**BRIEF:** Please present every line of the entries below as a Markdown table with two columns, "Row" for the row number and "Content" for the line itself. Leave out any blank lines.

——

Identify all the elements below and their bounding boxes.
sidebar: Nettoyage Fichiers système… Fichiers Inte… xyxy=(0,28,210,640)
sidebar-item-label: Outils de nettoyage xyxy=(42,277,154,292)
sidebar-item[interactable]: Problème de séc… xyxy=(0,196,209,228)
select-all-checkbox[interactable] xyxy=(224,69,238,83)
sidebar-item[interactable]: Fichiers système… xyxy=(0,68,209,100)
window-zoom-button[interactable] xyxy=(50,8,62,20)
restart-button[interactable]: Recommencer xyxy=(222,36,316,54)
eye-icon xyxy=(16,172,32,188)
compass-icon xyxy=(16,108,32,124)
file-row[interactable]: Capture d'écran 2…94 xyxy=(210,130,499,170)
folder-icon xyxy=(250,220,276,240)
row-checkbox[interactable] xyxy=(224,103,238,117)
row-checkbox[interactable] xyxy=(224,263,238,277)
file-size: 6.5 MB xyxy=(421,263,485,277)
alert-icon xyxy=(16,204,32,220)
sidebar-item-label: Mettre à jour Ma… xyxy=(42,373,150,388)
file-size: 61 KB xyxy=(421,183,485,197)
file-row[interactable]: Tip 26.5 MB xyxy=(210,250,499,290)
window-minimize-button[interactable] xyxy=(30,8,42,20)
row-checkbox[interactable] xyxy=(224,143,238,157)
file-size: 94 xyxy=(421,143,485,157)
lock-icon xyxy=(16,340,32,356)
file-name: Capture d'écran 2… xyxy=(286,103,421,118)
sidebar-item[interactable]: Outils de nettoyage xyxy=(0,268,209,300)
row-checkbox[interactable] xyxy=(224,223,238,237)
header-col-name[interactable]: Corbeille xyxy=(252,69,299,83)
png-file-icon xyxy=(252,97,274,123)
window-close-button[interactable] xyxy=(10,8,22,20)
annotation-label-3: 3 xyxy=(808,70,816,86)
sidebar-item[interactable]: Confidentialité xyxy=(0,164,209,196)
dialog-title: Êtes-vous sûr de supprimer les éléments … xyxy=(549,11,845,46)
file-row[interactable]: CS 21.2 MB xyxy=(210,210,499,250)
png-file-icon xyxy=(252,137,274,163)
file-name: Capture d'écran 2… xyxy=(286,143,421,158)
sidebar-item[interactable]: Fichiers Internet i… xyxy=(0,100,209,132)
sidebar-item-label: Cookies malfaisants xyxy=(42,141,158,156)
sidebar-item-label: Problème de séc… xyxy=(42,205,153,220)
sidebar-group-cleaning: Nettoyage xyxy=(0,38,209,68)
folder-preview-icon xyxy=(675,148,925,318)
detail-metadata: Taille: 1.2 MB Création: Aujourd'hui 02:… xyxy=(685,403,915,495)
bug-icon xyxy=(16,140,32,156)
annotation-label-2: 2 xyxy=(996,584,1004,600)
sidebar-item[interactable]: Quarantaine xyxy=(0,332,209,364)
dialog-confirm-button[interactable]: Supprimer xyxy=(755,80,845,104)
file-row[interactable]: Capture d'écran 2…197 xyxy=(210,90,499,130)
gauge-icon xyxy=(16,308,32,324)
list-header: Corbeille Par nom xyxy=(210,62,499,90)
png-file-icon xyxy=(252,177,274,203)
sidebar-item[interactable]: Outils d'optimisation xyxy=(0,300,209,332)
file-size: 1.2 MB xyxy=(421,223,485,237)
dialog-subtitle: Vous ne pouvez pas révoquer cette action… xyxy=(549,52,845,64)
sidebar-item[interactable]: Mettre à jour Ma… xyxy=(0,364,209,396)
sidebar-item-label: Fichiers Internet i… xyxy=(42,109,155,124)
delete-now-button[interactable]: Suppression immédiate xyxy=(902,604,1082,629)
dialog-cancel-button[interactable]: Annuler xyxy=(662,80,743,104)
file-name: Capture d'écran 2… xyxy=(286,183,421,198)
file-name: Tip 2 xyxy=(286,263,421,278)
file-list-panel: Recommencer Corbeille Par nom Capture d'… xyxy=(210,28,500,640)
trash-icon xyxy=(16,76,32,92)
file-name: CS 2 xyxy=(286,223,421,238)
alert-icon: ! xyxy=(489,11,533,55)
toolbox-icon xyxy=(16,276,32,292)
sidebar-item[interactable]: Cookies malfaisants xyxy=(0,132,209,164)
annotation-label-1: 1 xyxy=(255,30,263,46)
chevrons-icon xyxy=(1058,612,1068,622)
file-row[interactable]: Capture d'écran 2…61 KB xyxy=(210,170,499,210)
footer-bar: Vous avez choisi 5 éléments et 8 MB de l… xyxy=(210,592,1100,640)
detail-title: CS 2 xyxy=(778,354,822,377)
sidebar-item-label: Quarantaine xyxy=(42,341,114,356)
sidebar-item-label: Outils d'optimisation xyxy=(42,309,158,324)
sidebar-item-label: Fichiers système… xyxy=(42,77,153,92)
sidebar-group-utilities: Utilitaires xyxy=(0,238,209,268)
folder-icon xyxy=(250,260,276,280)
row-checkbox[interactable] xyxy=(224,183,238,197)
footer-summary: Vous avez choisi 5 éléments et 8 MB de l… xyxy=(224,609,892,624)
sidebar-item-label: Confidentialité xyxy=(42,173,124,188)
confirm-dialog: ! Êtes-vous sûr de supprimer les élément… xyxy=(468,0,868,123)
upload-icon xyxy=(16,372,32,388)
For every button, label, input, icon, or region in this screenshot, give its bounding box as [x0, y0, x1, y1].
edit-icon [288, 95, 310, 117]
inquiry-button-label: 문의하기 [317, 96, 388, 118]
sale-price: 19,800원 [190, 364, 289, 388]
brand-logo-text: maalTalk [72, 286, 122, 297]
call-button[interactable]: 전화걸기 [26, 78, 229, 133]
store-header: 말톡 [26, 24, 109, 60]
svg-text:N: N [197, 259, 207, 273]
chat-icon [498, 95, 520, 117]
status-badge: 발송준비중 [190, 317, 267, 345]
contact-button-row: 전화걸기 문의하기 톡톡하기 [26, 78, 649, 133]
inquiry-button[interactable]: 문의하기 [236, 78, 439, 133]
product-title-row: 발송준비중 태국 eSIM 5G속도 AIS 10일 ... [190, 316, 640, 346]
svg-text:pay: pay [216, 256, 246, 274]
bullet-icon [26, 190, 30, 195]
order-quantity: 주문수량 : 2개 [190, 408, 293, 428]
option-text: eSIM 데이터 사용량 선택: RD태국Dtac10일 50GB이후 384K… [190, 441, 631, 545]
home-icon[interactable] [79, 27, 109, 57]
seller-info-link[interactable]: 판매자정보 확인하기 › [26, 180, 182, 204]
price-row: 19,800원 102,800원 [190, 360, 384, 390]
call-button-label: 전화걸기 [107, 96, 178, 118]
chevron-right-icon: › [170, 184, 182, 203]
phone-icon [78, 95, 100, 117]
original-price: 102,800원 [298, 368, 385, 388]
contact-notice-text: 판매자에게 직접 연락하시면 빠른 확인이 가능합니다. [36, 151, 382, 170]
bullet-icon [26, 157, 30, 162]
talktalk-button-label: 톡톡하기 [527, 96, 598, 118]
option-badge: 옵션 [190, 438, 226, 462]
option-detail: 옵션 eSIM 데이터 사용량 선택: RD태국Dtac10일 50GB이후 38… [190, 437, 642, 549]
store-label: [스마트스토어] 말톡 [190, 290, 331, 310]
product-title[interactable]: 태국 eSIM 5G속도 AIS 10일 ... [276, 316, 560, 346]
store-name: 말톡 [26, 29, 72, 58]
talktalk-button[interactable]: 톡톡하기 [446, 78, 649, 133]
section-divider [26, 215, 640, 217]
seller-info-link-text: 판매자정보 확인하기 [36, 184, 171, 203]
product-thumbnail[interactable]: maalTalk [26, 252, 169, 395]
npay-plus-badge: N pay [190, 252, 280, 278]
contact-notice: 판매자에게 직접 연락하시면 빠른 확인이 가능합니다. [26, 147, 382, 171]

——

**SOLUTION FOR THIS EXERCISE:**
| Row | Content |
|---|---|
| 1 | Identify all the elements below and their bounding boxes. |
| 2 | sidebar: Nettoyage Fichiers système… Fichiers Inte… xyxy=(0,28,210,640) |
| 3 | sidebar-item-label: Outils de nettoyage xyxy=(42,277,154,292) |
| 4 | sidebar-item[interactable]: Problème de séc… xyxy=(0,196,209,228) |
| 5 | select-all-checkbox[interactable] xyxy=(224,69,238,83) |
| 6 | sidebar-item[interactable]: Fichiers système… xyxy=(0,68,209,100) |
| 7 | window-zoom-button[interactable] xyxy=(50,8,62,20) |
| 8 | restart-button[interactable]: Recommencer xyxy=(222,36,316,54) |
| 9 | eye-icon xyxy=(16,172,32,188) |
| 10 | compass-icon xyxy=(16,108,32,124) |
| 11 | file-row[interactable]: Capture d'écran 2…94 xyxy=(210,130,499,170) |
| 12 | folder-icon xyxy=(250,220,276,240) |
| 13 | row-checkbox[interactable] xyxy=(224,103,238,117) |
| 14 | row-checkbox[interactable] xyxy=(224,263,238,277) |
| 15 | file-size: 6.5 MB xyxy=(421,263,485,277) |
| 16 | alert-icon xyxy=(16,204,32,220) |
| 17 | sidebar-item-label: Mettre à jour Ma… xyxy=(42,373,150,388) |
| 18 | file-size: 61 KB xyxy=(421,183,485,197) |
| 19 | file-row[interactable]: Tip 26.5 MB xyxy=(210,250,499,290) |
| 20 | window-minimize-button[interactable] xyxy=(30,8,42,20) |
| 21 | row-checkbox[interactable] xyxy=(224,143,238,157) |
| 22 | file-size: 94 xyxy=(421,143,485,157) |
| 23 | lock-icon xyxy=(16,340,32,356) |
| 24 | file-name: Capture d'écran 2… xyxy=(286,103,421,118) |
| 25 | sidebar-item[interactable]: Outils de nettoyage xyxy=(0,268,209,300) |
| 26 | row-checkbox[interactable] xyxy=(224,223,238,237) |
| 27 | header-col-name[interactable]: Corbeille xyxy=(252,69,299,83) |
| 28 | png-file-icon xyxy=(252,97,274,123) |
| 29 | window-close-button[interactable] xyxy=(10,8,22,20) |
| 30 | annotation-label-3: 3 xyxy=(808,70,816,86) |
| 31 | sidebar-item[interactable]: Confidentialité xyxy=(0,164,209,196) |
| 32 | dialog-title: Êtes-vous sûr de supprimer les éléments … xyxy=(549,11,845,46) |
| 33 | file-row[interactable]: CS 21.2 MB xyxy=(210,210,499,250) |
| 34 | png-file-icon xyxy=(252,137,274,163) |
| 35 | file-name: Capture d'écran 2… xyxy=(286,143,421,158) |
| 36 | sidebar-item[interactable]: Fichiers Internet i… xyxy=(0,100,209,132) |
| 37 | sidebar-item-label: Cookies malfaisants xyxy=(42,141,158,156) |
| 38 | sidebar-item-label: Problème de séc… xyxy=(42,205,153,220) |
| 39 | sidebar-group-cleaning: Nettoyage xyxy=(0,38,209,68) |
| 40 | folder-preview-icon xyxy=(675,148,925,318) |
| 41 | detail-metadata: Taille: 1.2 MB Création: Aujourd'hui 02:… xyxy=(685,403,915,495) |
| 42 | bug-icon xyxy=(16,140,32,156) |
| 43 | annotation-label-2: 2 xyxy=(996,584,1004,600) |
| 44 | sidebar-item[interactable]: Quarantaine xyxy=(0,332,209,364) |
| 45 | dialog-confirm-button[interactable]: Supprimer xyxy=(755,80,845,104) |
| 46 | file-row[interactable]: Capture d'écran 2…197 xyxy=(210,90,499,130) |
| 47 | gauge-icon xyxy=(16,308,32,324) |
| 48 | list-header: Corbeille Par nom xyxy=(210,62,499,90) |
| 49 | png-file-icon xyxy=(252,177,274,203) |
| 50 | sidebar-item[interactable]: Outils d'optimisation xyxy=(0,300,209,332) |
| 51 | file-size: 1.2 MB xyxy=(421,223,485,237) |
| 52 | dialog-subtitle: Vous ne pouvez pas révoquer cette action… xyxy=(549,52,845,64) |
| 53 | sidebar-item[interactable]: Mettre à jour Ma… xyxy=(0,364,209,396) |
| 54 | sidebar-item-label: Fichiers Internet i… xyxy=(42,109,155,124) |
| 55 | delete-now-button[interactable]: Suppression immédiate xyxy=(902,604,1082,629) |
| 56 | dialog-cancel-button[interactable]: Annuler xyxy=(662,80,743,104) |
| 57 | file-name: Capture d'écran 2… xyxy=(286,183,421,198) |
| 58 | file-name: Tip 2 xyxy=(286,263,421,278) |
| 59 | file-list-panel: Recommencer Corbeille Par nom Capture d'… xyxy=(210,28,500,640) |
| 60 | trash-icon xyxy=(16,76,32,92) |
| 61 | file-name: CS 2 xyxy=(286,223,421,238) |
| 62 | alert-icon: ! xyxy=(489,11,533,55) |
| 63 | toolbox-icon xyxy=(16,276,32,292) |
| 64 | sidebar-item[interactable]: Cookies malfaisants xyxy=(0,132,209,164) |
| 65 | annotation-label-1: 1 xyxy=(255,30,263,46) |
| 66 | chevrons-icon xyxy=(1058,612,1068,622) |
| 67 | file-row[interactable]: Capture d'écran 2…61 KB xyxy=(210,170,499,210) |
| 68 | footer-bar: Vous avez choisi 5 éléments et 8 MB de l… xyxy=(210,592,1100,640) |
| 69 | detail-title: CS 2 xyxy=(778,354,822,377) |
| 70 | sidebar-item-label: Quarantaine xyxy=(42,341,114,356) |
| 71 | sidebar-item-label: Outils d'optimisation xyxy=(42,309,158,324) |
| 72 | sidebar-item-label: Fichiers système… xyxy=(42,77,153,92) |
| 73 | sidebar-group-utilities: Utilitaires xyxy=(0,238,209,268) |
| 74 | folder-icon xyxy=(250,260,276,280) |
| 75 | row-checkbox[interactable] xyxy=(224,183,238,197) |
| 76 | footer-summary: Vous avez choisi 5 éléments et 8 MB de l… xyxy=(224,609,892,624) |
| 77 | sidebar-item-label: Confidentialité xyxy=(42,173,124,188) |
| 78 | confirm-dialog: ! Êtes-vous sûr de supprimer les élément… xyxy=(468,0,868,123) |
| 79 | upload-icon xyxy=(16,372,32,388) |
| 80 | For every button, label, input, icon, or region in this screenshot, give its bounding box as [x0, y0, x1, y1]. |
| 81 | edit-icon [288, 95, 310, 117] |
| 82 | inquiry-button-label: 문의하기 [317, 96, 388, 118] |
| 83 | sale-price: 19,800원 [190, 364, 289, 388] |
| 84 | brand-logo-text: maalTalk [72, 286, 122, 297] |
| 85 | call-button[interactable]: 전화걸기 [26, 78, 229, 133] |
| 86 | store-header: 말톡 [26, 24, 109, 60] |
| 87 | svg-text:N: N [197, 259, 207, 273] |
| 88 | chat-icon [498, 95, 520, 117] |
| 89 | status-badge: 발송준비중 [190, 317, 267, 345] |
| 90 | contact-button-row: 전화걸기 문의하기 톡톡하기 [26, 78, 649, 133] |
| 91 | inquiry-button[interactable]: 문의하기 [236, 78, 439, 133] |
| 92 | product-title-row: 발송준비중 태국 eSIM 5G속도 AIS 10일 ... [190, 316, 640, 346] |
| 93 | svg-text:pay: pay [216, 256, 246, 274] |
| 94 | bullet-icon [26, 190, 30, 195] |
| 95 | order-quantity: 주문수량 : 2개 [190, 408, 293, 428] |
| 96 | option-text: eSIM 데이터 사용량 선택: RD태국Dtac10일 50GB이후 384K… [190, 441, 631, 545] |
| 97 | home-icon[interactable] [79, 27, 109, 57] |
| 98 | seller-info-link[interactable]: 판매자정보 확인하기 › [26, 180, 182, 204] |
| 99 | price-row: 19,800원 102,800원 [190, 360, 384, 390] |
| 100 | call-button-label: 전화걸기 [107, 96, 178, 118] |
| 101 | chevron-right-icon: › [170, 184, 182, 203] |
| 102 | phone-icon [78, 95, 100, 117] |
| 103 | original-price: 102,800원 [298, 368, 385, 388] |
| 104 | contact-notice-text: 판매자에게 직접 연락하시면 빠른 확인이 가능합니다. [36, 151, 382, 170] |
| 105 | bullet-icon [26, 157, 30, 162] |
| 106 | talktalk-button-label: 톡톡하기 [527, 96, 598, 118] |
| 107 | option-badge: 옵션 [190, 438, 226, 462] |
| 108 | option-detail: 옵션 eSIM 데이터 사용량 선택: RD태국Dtac10일 50GB이후 38… [190, 437, 642, 549] |
| 109 | store-label: [스마트스토어] 말톡 [190, 290, 331, 310] |
| 110 | product-title[interactable]: 태국 eSIM 5G속도 AIS 10일 ... [276, 316, 560, 346] |
| 111 | store-name: 말톡 [26, 29, 72, 58] |
| 112 | talktalk-button[interactable]: 톡톡하기 [446, 78, 649, 133] |
| 113 | section-divider [26, 215, 640, 217] |
| 114 | seller-info-link-text: 판매자정보 확인하기 [36, 184, 171, 203] |
| 115 | product-thumbnail[interactable]: maalTalk [26, 252, 169, 395] |
| 116 | npay-plus-badge: N pay [190, 252, 280, 278] |
| 117 | contact-notice: 판매자에게 직접 연락하시면 빠른 확인이 가능합니다. [26, 147, 382, 171] |